Omit all images. Write out the rest of the material exactly.

BEGIN ENTRIES PROVIDED

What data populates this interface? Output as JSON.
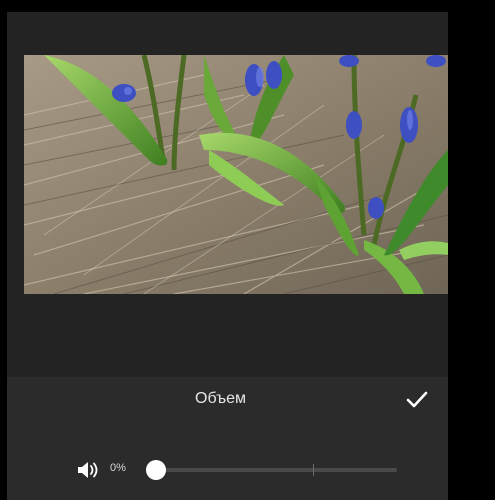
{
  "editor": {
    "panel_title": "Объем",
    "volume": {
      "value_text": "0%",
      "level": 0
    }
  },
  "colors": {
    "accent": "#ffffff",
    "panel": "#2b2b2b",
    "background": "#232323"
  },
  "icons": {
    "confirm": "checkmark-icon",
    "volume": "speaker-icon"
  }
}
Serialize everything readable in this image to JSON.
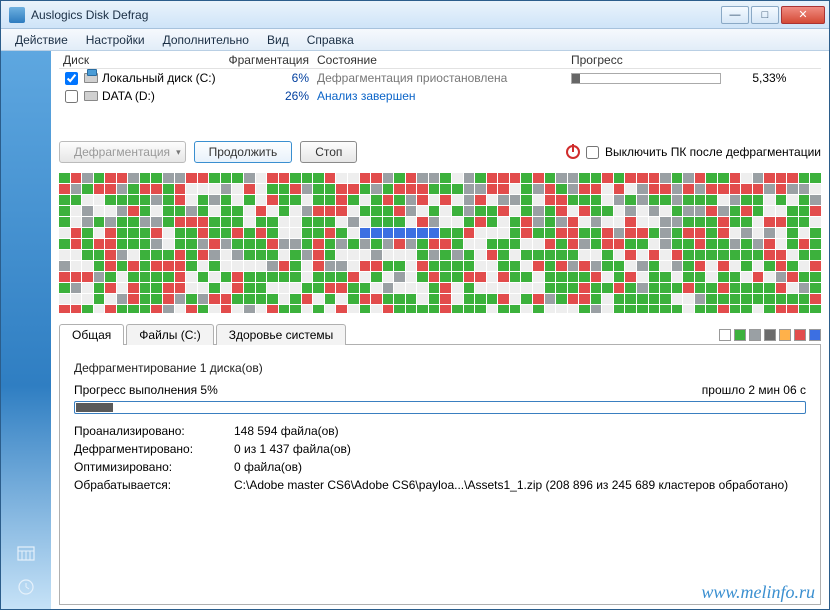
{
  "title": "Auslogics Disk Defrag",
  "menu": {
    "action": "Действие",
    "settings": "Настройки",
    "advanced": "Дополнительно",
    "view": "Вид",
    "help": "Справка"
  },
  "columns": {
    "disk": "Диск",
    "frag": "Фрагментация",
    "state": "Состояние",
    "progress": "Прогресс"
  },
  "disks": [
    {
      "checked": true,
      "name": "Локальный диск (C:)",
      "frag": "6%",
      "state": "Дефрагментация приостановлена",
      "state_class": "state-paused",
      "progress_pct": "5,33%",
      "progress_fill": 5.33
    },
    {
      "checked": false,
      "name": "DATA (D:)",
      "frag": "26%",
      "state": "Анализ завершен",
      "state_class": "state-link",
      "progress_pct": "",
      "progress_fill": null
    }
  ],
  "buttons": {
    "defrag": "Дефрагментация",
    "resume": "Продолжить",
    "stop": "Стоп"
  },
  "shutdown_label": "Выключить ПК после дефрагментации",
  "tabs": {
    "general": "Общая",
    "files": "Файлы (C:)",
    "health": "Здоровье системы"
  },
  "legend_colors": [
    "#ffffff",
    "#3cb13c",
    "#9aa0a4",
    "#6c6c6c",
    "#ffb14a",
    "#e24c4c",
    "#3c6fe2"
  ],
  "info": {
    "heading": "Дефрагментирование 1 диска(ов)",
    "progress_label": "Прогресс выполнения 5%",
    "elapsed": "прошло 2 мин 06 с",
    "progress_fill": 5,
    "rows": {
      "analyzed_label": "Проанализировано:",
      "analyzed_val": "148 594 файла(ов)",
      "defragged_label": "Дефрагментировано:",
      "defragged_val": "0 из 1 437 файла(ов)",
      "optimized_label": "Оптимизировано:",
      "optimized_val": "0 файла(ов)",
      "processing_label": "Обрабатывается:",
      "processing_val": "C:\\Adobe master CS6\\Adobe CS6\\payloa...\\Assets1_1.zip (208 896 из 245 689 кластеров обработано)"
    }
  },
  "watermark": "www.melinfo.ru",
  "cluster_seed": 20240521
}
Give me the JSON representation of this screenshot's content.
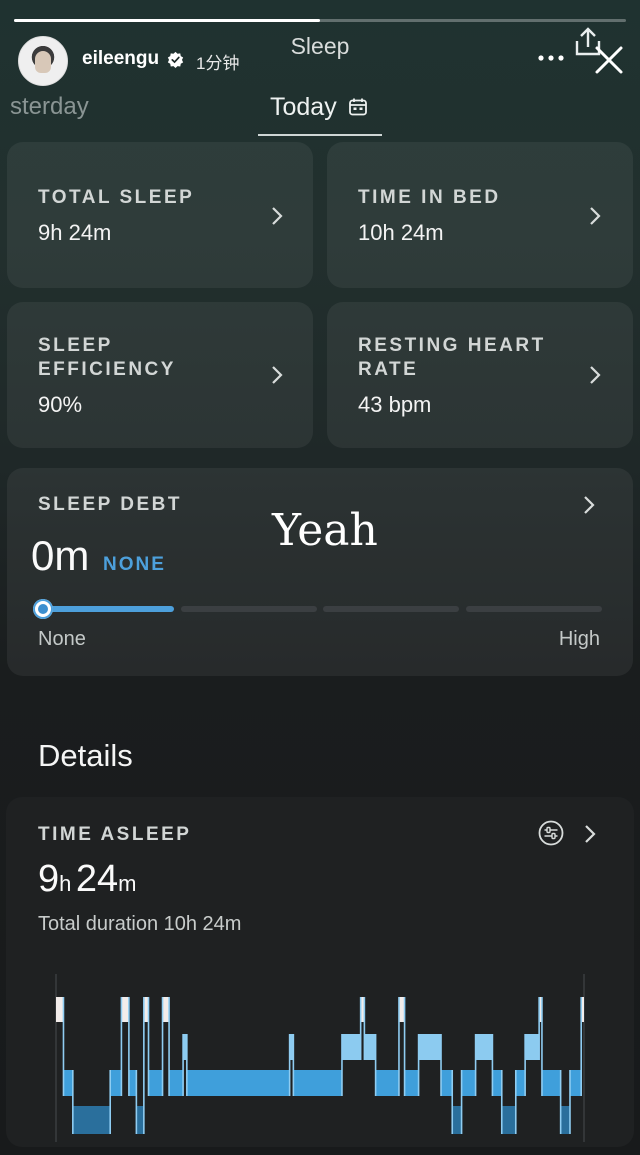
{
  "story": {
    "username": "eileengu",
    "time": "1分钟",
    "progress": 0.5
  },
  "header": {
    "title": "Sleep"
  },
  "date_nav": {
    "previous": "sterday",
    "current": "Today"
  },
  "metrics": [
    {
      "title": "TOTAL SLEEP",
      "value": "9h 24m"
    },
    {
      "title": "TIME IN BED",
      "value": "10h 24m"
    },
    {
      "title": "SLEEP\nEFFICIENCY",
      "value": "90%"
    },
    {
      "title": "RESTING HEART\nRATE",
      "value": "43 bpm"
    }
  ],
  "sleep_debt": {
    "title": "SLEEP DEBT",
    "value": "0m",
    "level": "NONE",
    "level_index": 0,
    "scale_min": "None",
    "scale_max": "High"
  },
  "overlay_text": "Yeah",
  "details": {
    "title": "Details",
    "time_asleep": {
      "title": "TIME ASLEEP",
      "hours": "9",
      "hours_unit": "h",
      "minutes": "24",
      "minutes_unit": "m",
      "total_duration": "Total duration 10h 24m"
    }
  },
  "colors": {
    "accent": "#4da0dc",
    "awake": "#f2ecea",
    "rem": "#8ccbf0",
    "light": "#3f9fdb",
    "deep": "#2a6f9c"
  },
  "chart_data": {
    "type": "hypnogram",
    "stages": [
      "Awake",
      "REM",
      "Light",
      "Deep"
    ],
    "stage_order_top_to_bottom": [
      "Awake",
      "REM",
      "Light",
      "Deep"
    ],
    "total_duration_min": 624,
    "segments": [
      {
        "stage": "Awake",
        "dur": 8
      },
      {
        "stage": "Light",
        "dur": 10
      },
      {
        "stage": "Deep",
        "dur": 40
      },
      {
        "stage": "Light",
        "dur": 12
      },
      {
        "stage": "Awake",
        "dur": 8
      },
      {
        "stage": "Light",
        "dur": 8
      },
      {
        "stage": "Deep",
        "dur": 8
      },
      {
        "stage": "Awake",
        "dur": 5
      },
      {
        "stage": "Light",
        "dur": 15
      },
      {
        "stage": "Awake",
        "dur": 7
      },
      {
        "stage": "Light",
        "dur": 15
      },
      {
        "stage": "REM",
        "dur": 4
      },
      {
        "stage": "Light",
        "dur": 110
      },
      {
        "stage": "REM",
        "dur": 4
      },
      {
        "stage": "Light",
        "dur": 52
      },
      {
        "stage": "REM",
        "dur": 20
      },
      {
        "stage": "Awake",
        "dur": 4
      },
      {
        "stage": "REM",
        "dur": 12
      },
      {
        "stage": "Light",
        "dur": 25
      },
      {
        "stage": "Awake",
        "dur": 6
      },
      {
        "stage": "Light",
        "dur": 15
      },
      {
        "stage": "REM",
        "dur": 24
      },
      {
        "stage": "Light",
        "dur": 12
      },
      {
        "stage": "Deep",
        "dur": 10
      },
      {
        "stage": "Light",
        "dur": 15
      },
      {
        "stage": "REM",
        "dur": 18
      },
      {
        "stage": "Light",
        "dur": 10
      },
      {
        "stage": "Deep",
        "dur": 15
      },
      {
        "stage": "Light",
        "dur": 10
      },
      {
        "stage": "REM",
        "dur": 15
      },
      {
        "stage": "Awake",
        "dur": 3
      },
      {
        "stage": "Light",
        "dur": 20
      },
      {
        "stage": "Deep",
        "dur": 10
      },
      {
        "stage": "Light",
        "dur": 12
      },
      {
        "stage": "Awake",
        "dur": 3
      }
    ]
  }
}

END ENTRIES PROVIDED

__TASK SOLUTION__.
What data populates this interface? Output as JSON.
{
  "editor": {
    "panel_title": "Объем",
    "volume": {
      "value_text": "0%",
      "level": 0
    }
  },
  "colors": {
    "accent": "#ffffff",
    "panel": "#2b2b2b",
    "background": "#232323"
  },
  "icons": {
    "confirm": "checkmark-icon",
    "volume": "speaker-icon"
  }
}
Serialize everything readable in this image to JSON.
{
  "title": "Auslogics Disk Defrag",
  "menu": {
    "action": "Действие",
    "settings": "Настройки",
    "advanced": "Дополнительно",
    "view": "Вид",
    "help": "Справка"
  },
  "columns": {
    "disk": "Диск",
    "frag": "Фрагментация",
    "state": "Состояние",
    "progress": "Прогресс"
  },
  "disks": [
    {
      "checked": true,
      "name": "Локальный диск (C:)",
      "frag": "6%",
      "state": "Дефрагментация приостановлена",
      "state_class": "state-paused",
      "progress_pct": "5,33%",
      "progress_fill": 5.33
    },
    {
      "checked": false,
      "name": "DATA (D:)",
      "frag": "26%",
      "state": "Анализ завершен",
      "state_class": "state-link",
      "progress_pct": "",
      "progress_fill": null
    }
  ],
  "buttons": {
    "defrag": "Дефрагментация",
    "resume": "Продолжить",
    "stop": "Стоп"
  },
  "shutdown_label": "Выключить ПК после дефрагментации",
  "tabs": {
    "general": "Общая",
    "files": "Файлы (C:)",
    "health": "Здоровье системы"
  },
  "legend_colors": [
    "#ffffff",
    "#3cb13c",
    "#9aa0a4",
    "#6c6c6c",
    "#ffb14a",
    "#e24c4c",
    "#3c6fe2"
  ],
  "info": {
    "heading": "Дефрагментирование 1 диска(ов)",
    "progress_label": "Прогресс выполнения 5%",
    "elapsed": "прошло 2 мин 06 с",
    "progress_fill": 5,
    "rows": {
      "analyzed_label": "Проанализировано:",
      "analyzed_val": "148 594 файла(ов)",
      "defragged_label": "Дефрагментировано:",
      "defragged_val": "0 из 1 437 файла(ов)",
      "optimized_label": "Оптимизировано:",
      "optimized_val": "0 файла(ов)",
      "processing_label": "Обрабатывается:",
      "processing_val": "C:\\Adobe master CS6\\Adobe CS6\\payloa...\\Assets1_1.zip (208 896 из 245 689 кластеров обработано)"
    }
  },
  "watermark": "www.melinfo.ru",
  "cluster_seed": 20240521
}
Give me the JSON representation of this screenshot's content.
{
  "story": {
    "username": "eileengu",
    "time": "1分钟",
    "progress": 0.5
  },
  "header": {
    "title": "Sleep"
  },
  "date_nav": {
    "previous": "sterday",
    "current": "Today"
  },
  "metrics": [
    {
      "title": "TOTAL SLEEP",
      "value": "9h 24m"
    },
    {
      "title": "TIME IN BED",
      "value": "10h 24m"
    },
    {
      "title": "SLEEP\nEFFICIENCY",
      "value": "90%"
    },
    {
      "title": "RESTING HEART\nRATE",
      "value": "43 bpm"
    }
  ],
  "sleep_debt": {
    "title": "SLEEP DEBT",
    "value": "0m",
    "level": "NONE",
    "level_index": 0,
    "scale_min": "None",
    "scale_max": "High"
  },
  "overlay_text": "Yeah",
  "details": {
    "title": "Details",
    "time_asleep": {
      "title": "TIME ASLEEP",
      "hours": "9",
      "hours_unit": "h",
      "minutes": "24",
      "minutes_unit": "m",
      "total_duration": "Total duration 10h 24m"
    }
  },
  "colors": {
    "accent": "#4da0dc",
    "awake": "#f2ecea",
    "rem": "#8ccbf0",
    "light": "#3f9fdb",
    "deep": "#2a6f9c"
  },
  "chart_data": {
    "type": "hypnogram",
    "stages": [
      "Awake",
      "REM",
      "Light",
      "Deep"
    ],
    "stage_order_top_to_bottom": [
      "Awake",
      "REM",
      "Light",
      "Deep"
    ],
    "total_duration_min": 624,
    "segments": [
      {
        "stage": "Awake",
        "dur": 8
      },
      {
        "stage": "Light",
        "dur": 10
      },
      {
        "stage": "Deep",
        "dur": 40
      },
      {
        "stage": "Light",
        "dur": 12
      },
      {
        "stage": "Awake",
        "dur": 8
      },
      {
        "stage": "Light",
        "dur": 8
      },
      {
        "stage": "Deep",
        "dur": 8
      },
      {
        "stage": "Awake",
        "dur": 5
      },
      {
        "stage": "Light",
        "dur": 15
      },
      {
        "stage": "Awake",
        "dur": 7
      },
      {
        "stage": "Light",
        "dur": 15
      },
      {
        "stage": "REM",
        "dur": 4
      },
      {
        "stage": "Light",
        "dur": 110
      },
      {
        "stage": "REM",
        "dur": 4
      },
      {
        "stage": "Light",
        "dur": 52
      },
      {
        "stage": "REM",
        "dur": 20
      },
      {
        "stage": "Awake",
        "dur": 4
      },
      {
        "stage": "REM",
        "dur": 12
      },
      {
        "stage": "Light",
        "dur": 25
      },
      {
        "stage": "Awake",
        "dur": 6
      },
      {
        "stage": "Light",
        "dur": 15
      },
      {
        "stage": "REM",
        "dur": 24
      },
      {
        "stage": "Light",
        "dur": 12
      },
      {
        "stage": "Deep",
        "dur": 10
      },
      {
        "stage": "Light",
        "dur": 15
      },
      {
        "stage": "REM",
        "dur": 18
      },
      {
        "stage": "Light",
        "dur": 10
      },
      {
        "stage": "Deep",
        "dur": 15
      },
      {
        "stage": "Light",
        "dur": 10
      },
      {
        "stage": "REM",
        "dur": 15
      },
      {
        "stage": "Awake",
        "dur": 3
      },
      {
        "stage": "Light",
        "dur": 20
      },
      {
        "stage": "Deep",
        "dur": 10
      },
      {
        "stage": "Light",
        "dur": 12
      },
      {
        "stage": "Awake",
        "dur": 3
      }
    ]
  }
}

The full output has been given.